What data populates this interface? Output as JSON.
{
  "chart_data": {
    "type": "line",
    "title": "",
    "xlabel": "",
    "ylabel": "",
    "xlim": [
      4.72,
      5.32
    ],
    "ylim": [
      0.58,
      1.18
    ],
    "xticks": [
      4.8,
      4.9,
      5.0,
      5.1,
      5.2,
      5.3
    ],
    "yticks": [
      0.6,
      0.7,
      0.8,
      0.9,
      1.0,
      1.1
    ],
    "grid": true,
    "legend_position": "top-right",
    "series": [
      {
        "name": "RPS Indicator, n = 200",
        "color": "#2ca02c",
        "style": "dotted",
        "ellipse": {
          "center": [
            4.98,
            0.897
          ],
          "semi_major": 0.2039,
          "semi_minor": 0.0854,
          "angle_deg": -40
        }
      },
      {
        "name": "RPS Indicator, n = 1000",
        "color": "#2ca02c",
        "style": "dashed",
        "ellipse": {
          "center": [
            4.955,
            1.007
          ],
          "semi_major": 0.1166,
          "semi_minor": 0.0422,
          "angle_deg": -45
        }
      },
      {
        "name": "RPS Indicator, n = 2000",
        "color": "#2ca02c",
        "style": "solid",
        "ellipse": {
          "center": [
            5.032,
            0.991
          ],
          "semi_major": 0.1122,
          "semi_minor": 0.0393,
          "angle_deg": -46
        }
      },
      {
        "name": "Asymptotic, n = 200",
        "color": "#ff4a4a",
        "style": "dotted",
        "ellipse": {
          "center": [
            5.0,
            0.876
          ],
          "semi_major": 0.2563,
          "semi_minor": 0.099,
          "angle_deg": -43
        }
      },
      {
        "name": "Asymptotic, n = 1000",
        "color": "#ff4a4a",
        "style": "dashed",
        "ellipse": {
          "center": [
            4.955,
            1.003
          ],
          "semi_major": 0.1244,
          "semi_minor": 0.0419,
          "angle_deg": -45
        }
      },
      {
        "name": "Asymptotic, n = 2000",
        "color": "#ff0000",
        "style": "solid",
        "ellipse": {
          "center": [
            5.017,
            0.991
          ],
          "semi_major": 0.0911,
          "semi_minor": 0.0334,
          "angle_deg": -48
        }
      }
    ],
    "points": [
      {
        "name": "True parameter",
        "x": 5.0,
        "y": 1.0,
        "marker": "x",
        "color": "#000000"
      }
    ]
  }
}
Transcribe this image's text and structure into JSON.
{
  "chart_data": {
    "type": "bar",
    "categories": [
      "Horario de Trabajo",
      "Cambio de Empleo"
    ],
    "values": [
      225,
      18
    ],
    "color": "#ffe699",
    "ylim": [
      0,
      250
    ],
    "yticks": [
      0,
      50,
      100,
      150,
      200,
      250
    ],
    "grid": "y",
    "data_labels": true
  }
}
========================================================================
Set exercise
Each line that has the word "name" counts once. How many such lines are in the data? Give the number alone.

Complete answer
7